:: Stated task ::
Extract and list every line that contains the word "date".

Figure content listings:
— begin —
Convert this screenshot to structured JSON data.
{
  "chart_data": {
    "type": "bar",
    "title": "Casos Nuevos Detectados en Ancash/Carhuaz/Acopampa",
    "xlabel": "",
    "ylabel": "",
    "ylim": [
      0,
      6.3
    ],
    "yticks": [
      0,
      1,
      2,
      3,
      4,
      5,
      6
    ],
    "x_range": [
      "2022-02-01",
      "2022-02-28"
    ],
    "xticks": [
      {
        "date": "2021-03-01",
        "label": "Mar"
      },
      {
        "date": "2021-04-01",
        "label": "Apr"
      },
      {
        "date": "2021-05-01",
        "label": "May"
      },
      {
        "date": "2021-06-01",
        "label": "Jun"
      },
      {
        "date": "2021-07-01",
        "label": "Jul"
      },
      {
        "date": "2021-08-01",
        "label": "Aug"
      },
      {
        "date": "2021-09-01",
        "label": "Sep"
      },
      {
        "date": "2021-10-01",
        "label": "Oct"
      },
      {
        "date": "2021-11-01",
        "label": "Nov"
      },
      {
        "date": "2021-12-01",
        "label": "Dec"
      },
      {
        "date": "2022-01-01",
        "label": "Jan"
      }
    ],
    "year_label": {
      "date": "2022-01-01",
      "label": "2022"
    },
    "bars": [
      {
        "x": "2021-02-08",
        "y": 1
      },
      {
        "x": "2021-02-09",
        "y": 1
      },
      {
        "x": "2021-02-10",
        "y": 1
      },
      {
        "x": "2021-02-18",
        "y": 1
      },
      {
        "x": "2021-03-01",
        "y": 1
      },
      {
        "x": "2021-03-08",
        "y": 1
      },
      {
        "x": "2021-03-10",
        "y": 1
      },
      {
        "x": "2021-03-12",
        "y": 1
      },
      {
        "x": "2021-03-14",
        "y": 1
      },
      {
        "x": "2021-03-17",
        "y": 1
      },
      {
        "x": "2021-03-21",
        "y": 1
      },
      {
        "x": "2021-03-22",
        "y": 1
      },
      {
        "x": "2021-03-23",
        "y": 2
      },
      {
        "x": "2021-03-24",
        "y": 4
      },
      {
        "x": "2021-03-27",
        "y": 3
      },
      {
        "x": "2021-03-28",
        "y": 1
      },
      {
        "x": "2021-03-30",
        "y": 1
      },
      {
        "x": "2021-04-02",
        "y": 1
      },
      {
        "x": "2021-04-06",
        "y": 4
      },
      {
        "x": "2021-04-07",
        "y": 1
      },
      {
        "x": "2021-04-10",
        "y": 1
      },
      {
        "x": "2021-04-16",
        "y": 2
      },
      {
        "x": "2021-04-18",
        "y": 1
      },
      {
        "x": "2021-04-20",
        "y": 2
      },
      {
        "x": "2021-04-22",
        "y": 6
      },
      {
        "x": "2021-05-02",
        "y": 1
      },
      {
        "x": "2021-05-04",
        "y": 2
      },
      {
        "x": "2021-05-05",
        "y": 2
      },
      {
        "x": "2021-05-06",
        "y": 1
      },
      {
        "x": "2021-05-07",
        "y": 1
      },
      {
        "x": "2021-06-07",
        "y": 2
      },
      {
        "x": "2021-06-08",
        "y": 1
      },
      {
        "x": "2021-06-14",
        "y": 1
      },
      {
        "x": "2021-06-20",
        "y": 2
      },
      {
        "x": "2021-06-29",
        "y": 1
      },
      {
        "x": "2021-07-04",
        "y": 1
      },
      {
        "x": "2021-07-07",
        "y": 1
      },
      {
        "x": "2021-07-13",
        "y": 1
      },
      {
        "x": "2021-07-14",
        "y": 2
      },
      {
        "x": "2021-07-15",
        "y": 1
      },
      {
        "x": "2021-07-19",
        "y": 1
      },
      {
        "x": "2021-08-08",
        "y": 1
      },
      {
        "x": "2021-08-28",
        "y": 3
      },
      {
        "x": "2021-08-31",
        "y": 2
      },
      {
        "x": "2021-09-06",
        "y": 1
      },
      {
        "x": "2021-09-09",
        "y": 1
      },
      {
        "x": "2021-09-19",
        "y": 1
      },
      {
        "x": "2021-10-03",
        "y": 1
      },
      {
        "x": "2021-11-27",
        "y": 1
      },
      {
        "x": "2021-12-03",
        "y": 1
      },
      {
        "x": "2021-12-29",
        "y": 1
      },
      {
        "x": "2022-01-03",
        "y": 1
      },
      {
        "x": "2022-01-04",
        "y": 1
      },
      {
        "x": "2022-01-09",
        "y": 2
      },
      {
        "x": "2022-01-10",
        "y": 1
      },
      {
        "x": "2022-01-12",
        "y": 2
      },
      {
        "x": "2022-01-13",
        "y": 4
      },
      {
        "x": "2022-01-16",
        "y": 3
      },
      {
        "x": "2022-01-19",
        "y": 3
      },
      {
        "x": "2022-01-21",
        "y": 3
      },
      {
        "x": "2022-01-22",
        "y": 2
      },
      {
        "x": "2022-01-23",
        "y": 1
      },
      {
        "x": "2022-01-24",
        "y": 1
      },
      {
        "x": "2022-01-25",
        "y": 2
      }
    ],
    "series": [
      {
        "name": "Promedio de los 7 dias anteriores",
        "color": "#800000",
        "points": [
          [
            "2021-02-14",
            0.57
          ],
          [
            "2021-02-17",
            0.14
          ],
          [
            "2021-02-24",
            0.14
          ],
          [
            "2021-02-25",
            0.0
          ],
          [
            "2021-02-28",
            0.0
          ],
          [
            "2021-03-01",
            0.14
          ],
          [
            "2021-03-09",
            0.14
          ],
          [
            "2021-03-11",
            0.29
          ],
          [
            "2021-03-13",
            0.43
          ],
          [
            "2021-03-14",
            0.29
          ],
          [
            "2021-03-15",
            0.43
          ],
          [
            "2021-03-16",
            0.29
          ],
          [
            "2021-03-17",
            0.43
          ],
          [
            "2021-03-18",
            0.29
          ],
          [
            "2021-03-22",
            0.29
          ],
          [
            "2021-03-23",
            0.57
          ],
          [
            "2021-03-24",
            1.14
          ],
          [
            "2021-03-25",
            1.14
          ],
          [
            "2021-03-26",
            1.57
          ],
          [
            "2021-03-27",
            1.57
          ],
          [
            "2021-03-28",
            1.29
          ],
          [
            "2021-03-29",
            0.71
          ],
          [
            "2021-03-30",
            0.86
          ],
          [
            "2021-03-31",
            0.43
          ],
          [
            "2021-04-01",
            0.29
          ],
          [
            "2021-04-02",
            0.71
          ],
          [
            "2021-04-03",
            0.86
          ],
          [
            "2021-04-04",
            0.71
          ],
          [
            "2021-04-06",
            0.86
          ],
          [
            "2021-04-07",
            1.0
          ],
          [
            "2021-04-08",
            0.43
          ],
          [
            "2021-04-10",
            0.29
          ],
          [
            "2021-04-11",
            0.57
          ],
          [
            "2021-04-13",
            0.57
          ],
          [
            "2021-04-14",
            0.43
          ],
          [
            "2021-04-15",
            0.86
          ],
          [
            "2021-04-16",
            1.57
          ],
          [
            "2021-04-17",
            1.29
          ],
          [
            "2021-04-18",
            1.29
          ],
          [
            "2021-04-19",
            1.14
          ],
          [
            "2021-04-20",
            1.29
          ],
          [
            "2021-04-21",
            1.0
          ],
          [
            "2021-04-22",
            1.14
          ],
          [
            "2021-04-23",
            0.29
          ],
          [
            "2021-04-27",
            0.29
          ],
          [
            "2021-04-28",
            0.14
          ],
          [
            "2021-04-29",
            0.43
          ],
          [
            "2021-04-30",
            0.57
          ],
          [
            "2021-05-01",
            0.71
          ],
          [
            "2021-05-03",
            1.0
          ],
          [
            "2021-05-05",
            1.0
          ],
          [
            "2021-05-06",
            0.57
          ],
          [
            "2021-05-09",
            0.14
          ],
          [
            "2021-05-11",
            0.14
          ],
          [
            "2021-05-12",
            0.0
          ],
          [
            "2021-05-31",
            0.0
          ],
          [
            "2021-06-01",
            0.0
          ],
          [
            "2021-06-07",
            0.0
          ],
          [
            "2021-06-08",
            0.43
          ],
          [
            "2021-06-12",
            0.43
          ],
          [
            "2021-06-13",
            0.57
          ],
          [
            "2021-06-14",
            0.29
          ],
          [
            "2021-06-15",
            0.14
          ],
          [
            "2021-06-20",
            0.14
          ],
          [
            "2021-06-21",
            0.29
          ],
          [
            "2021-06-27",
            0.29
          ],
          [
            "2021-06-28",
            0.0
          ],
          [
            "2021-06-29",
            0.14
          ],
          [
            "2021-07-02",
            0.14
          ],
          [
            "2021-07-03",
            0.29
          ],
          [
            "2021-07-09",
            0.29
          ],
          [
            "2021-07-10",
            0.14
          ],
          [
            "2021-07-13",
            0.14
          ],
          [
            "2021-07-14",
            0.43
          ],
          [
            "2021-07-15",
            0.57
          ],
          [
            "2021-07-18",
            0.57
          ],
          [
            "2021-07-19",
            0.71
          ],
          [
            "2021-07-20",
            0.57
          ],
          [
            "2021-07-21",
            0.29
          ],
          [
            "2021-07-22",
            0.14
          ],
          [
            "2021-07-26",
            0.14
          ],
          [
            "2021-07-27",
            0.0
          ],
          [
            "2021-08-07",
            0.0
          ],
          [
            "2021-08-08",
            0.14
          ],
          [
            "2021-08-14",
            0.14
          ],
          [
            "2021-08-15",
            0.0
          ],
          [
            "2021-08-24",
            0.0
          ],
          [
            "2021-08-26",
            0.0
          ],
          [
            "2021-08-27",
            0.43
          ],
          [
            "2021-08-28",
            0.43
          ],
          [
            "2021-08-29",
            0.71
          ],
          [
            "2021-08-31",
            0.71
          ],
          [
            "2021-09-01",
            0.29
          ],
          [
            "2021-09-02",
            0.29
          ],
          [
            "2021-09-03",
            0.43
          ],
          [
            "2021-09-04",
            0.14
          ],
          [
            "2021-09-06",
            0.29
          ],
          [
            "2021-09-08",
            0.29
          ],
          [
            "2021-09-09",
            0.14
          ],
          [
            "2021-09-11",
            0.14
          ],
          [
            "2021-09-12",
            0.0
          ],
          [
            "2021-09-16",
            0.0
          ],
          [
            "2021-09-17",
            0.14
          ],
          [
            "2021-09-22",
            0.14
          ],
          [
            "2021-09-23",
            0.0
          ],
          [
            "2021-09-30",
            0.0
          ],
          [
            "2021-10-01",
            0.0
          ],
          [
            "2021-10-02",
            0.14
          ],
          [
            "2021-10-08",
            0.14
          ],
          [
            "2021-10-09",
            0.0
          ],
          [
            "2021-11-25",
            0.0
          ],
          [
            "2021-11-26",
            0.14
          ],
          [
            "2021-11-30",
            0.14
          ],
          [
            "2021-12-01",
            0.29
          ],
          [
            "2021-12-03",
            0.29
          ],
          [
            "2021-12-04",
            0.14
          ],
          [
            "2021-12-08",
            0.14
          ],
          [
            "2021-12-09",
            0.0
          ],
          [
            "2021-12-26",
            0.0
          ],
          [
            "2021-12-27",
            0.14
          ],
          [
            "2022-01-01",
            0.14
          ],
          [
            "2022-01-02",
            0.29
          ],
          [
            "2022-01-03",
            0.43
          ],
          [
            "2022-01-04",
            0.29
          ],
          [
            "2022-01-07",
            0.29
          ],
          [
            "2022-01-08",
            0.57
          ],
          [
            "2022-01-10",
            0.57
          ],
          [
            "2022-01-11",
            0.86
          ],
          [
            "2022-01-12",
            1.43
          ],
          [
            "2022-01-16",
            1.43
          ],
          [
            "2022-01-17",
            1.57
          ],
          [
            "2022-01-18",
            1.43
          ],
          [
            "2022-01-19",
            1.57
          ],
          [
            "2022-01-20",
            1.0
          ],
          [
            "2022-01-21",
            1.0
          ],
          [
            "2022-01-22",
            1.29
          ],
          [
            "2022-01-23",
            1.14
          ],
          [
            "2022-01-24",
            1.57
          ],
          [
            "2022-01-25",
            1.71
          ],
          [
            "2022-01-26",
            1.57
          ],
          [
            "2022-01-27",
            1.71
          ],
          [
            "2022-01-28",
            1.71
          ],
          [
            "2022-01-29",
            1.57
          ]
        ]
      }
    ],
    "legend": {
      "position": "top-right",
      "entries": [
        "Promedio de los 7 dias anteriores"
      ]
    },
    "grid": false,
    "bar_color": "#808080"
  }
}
— end —
:: Exercise solution ::
        "date": "2021-03-01",
        "date": "2021-04-01",
        "date": "2021-05-01",
        "date": "2021-06-01",
        "date": "2021-07-01",
        "date": "2021-08-01",
        "date": "2021-09-01",
        "date": "2021-10-01",
        "date": "2021-11-01",
        "date": "2021-12-01",
        "date": "2022-01-01",
      "date": "2022-01-01",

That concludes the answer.